→ **Aim**:
Exactly reproduce each entry, leaving out nothing.

→ **Material for the task**:
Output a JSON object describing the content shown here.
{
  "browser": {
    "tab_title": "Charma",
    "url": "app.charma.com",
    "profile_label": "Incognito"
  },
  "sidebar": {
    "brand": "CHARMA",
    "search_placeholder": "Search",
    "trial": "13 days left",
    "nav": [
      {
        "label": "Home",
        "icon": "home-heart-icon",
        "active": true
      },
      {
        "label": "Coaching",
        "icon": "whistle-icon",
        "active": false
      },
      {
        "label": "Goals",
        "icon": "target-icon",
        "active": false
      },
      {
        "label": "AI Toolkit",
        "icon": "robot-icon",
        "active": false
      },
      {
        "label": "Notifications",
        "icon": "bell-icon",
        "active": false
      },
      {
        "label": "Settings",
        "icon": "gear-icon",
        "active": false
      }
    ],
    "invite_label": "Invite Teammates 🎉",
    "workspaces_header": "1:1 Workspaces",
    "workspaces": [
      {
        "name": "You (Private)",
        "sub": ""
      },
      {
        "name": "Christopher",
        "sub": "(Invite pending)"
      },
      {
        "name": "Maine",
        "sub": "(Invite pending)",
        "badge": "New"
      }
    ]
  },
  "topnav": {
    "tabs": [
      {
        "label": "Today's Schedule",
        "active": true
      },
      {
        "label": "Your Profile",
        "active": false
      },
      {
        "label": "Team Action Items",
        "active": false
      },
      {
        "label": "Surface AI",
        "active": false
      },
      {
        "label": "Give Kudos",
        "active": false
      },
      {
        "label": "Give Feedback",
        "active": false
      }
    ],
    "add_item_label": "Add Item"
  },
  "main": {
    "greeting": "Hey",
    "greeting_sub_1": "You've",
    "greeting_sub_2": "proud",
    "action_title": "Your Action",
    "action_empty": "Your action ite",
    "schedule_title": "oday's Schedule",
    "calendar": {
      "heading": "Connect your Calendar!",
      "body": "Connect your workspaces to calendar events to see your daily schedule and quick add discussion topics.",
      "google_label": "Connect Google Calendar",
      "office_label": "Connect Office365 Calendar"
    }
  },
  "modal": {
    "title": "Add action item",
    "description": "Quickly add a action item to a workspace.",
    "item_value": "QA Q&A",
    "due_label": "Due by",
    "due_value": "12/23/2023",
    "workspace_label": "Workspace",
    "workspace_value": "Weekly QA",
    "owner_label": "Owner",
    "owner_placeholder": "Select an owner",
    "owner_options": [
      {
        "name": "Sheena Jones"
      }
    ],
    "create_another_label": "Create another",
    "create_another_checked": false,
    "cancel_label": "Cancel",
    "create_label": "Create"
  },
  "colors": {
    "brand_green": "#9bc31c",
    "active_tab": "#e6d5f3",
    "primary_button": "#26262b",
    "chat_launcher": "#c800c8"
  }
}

→ **Written reply**:
Output a JSON object describing the content shown here.
{
  "browser": {
    "tab_title": "Charma",
    "url": "app.charma.com",
    "profile_label": "Incognito"
  },
  "sidebar": {
    "brand": "CHARMA",
    "search_placeholder": "Search",
    "trial": "13 days left",
    "nav": [
      {
        "label": "Home",
        "icon": "home-heart-icon",
        "active": true
      },
      {
        "label": "Coaching",
        "icon": "whistle-icon",
        "active": false
      },
      {
        "label": "Goals",
        "icon": "target-icon",
        "active": false
      },
      {
        "label": "AI Toolkit",
        "icon": "robot-icon",
        "active": false
      },
      {
        "label": "Notifications",
        "icon": "bell-icon",
        "active": false
      },
      {
        "label": "Settings",
        "icon": "gear-icon",
        "active": false
      }
    ],
    "invite_label": "Invite Teammates 🎉",
    "workspaces_header": "1:1 Workspaces",
    "workspaces": [
      {
        "name": "You (Private)",
        "sub": ""
      },
      {
        "name": "Christopher",
        "sub": "(Invite pending)"
      },
      {
        "name": "Maine",
        "sub": "(Invite pending)",
        "badge": "New"
      }
    ]
  },
  "topnav": {
    "tabs": [
      {
        "label": "Today's Schedule",
        "active": true
      },
      {
        "label": "Your Profile",
        "active": false
      },
      {
        "label": "Team Action Items",
        "active": false
      },
      {
        "label": "Surface AI",
        "active": false
      },
      {
        "label": "Give Kudos",
        "active": false
      },
      {
        "label": "Give Feedback",
        "active": false
      }
    ],
    "add_item_label": "Add Item"
  },
  "main": {
    "greeting": "Hey",
    "greeting_sub_1": "You've",
    "greeting_sub_2": "proud",
    "action_title": "Your Action",
    "action_empty": "Your action ite",
    "schedule_title": "oday's Schedule",
    "calendar": {
      "heading": "Connect your Calendar!",
      "body": "Connect your workspaces to calendar events to see your daily schedule and quick add discussion topics.",
      "google_label": "Connect Google Calendar",
      "office_label": "Connect Office365 Calendar"
    }
  },
  "modal": {
    "title": "Add action item",
    "description": "Quickly add a action item to a workspace.",
    "item_value": "QA Q&A",
    "due_label": "Due by",
    "due_value": "12/23/2023",
    "workspace_label": "Workspace",
    "workspace_value": "Weekly QA",
    "owner_label": "Owner",
    "owner_placeholder": "Select an owner",
    "owner_options": [
      {
        "name": "Sheena Jones"
      }
    ],
    "create_another_label": "Create another",
    "create_another_checked": false,
    "cancel_label": "Cancel",
    "create_label": "Create"
  },
  "colors": {
    "brand_green": "#9bc31c",
    "active_tab": "#e6d5f3",
    "primary_button": "#26262b",
    "chat_launcher": "#c800c8"
  }
}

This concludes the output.